**Set problem:** Write out the entries again exactly as they are given.

**Source data:**
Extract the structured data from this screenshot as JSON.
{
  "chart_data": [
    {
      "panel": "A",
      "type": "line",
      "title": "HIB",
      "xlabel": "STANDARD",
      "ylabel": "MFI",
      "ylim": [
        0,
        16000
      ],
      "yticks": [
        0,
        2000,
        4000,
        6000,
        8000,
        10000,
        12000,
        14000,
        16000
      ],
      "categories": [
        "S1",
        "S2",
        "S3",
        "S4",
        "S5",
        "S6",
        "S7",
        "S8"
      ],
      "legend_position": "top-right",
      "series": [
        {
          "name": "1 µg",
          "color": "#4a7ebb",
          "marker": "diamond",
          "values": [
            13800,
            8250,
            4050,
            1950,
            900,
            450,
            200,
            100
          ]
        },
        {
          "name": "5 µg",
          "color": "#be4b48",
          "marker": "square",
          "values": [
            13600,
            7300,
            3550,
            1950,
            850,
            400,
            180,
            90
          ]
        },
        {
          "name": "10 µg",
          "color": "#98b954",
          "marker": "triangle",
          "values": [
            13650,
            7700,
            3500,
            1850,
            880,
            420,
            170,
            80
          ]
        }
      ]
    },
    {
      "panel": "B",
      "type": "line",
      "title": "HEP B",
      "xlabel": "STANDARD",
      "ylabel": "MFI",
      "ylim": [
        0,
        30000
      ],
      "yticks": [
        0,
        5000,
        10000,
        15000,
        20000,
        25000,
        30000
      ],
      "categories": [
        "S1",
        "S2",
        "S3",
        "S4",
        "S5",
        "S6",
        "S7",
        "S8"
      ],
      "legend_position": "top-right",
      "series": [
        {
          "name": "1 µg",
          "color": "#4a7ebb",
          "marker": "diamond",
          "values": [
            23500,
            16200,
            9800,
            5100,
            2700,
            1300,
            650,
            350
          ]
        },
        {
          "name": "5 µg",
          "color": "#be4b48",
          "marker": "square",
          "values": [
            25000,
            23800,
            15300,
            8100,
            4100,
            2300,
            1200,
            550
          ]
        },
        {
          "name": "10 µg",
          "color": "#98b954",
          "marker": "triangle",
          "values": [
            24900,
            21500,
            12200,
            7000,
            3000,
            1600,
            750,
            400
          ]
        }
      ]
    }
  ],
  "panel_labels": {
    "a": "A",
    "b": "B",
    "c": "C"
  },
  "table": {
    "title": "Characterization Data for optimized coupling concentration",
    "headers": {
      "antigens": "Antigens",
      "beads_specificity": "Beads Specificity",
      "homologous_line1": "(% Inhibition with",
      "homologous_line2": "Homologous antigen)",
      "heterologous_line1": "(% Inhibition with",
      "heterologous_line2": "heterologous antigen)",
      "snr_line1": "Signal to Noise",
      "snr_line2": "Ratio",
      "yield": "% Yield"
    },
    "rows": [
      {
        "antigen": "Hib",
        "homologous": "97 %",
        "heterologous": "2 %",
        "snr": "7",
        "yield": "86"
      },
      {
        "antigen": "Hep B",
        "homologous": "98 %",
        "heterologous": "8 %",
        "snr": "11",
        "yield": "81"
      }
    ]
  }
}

**Answer to the exercise:**
Extract the structured data from this screenshot as JSON.
{
  "chart_data": [
    {
      "panel": "A",
      "type": "line",
      "title": "HIB",
      "xlabel": "STANDARD",
      "ylabel": "MFI",
      "ylim": [
        0,
        16000
      ],
      "yticks": [
        0,
        2000,
        4000,
        6000,
        8000,
        10000,
        12000,
        14000,
        16000
      ],
      "categories": [
        "S1",
        "S2",
        "S3",
        "S4",
        "S5",
        "S6",
        "S7",
        "S8"
      ],
      "legend_position": "top-right",
      "series": [
        {
          "name": "1 µg",
          "color": "#4a7ebb",
          "marker": "diamond",
          "values": [
            13800,
            8250,
            4050,
            1950,
            900,
            450,
            200,
            100
          ]
        },
        {
          "name": "5 µg",
          "color": "#be4b48",
          "marker": "square",
          "values": [
            13600,
            7300,
            3550,
            1950,
            850,
            400,
            180,
            90
          ]
        },
        {
          "name": "10 µg",
          "color": "#98b954",
          "marker": "triangle",
          "values": [
            13650,
            7700,
            3500,
            1850,
            880,
            420,
            170,
            80
          ]
        }
      ]
    },
    {
      "panel": "B",
      "type": "line",
      "title": "HEP B",
      "xlabel": "STANDARD",
      "ylabel": "MFI",
      "ylim": [
        0,
        30000
      ],
      "yticks": [
        0,
        5000,
        10000,
        15000,
        20000,
        25000,
        30000
      ],
      "categories": [
        "S1",
        "S2",
        "S3",
        "S4",
        "S5",
        "S6",
        "S7",
        "S8"
      ],
      "legend_position": "top-right",
      "series": [
        {
          "name": "1 µg",
          "color": "#4a7ebb",
          "marker": "diamond",
          "values": [
            23500,
            16200,
            9800,
            5100,
            2700,
            1300,
            650,
            350
          ]
        },
        {
          "name": "5 µg",
          "color": "#be4b48",
          "marker": "square",
          "values": [
            25000,
            23800,
            15300,
            8100,
            4100,
            2300,
            1200,
            550
          ]
        },
        {
          "name": "10 µg",
          "color": "#98b954",
          "marker": "triangle",
          "values": [
            24900,
            21500,
            12200,
            7000,
            3000,
            1600,
            750,
            400
          ]
        }
      ]
    }
  ],
  "panel_labels": {
    "a": "A",
    "b": "B",
    "c": "C"
  },
  "table": {
    "title": "Characterization Data for optimized coupling concentration",
    "headers": {
      "antigens": "Antigens",
      "beads_specificity": "Beads Specificity",
      "homologous_line1": "(% Inhibition with",
      "homologous_line2": "Homologous antigen)",
      "heterologous_line1": "(% Inhibition with",
      "heterologous_line2": "heterologous antigen)",
      "snr_line1": "Signal to Noise",
      "snr_line2": "Ratio",
      "yield": "% Yield"
    },
    "rows": [
      {
        "antigen": "Hib",
        "homologous": "97 %",
        "heterologous": "2 %",
        "snr": "7",
        "yield": "86"
      },
      {
        "antigen": "Hep B",
        "homologous": "98 %",
        "heterologous": "8 %",
        "snr": "11",
        "yield": "81"
      }
    ]
  }
}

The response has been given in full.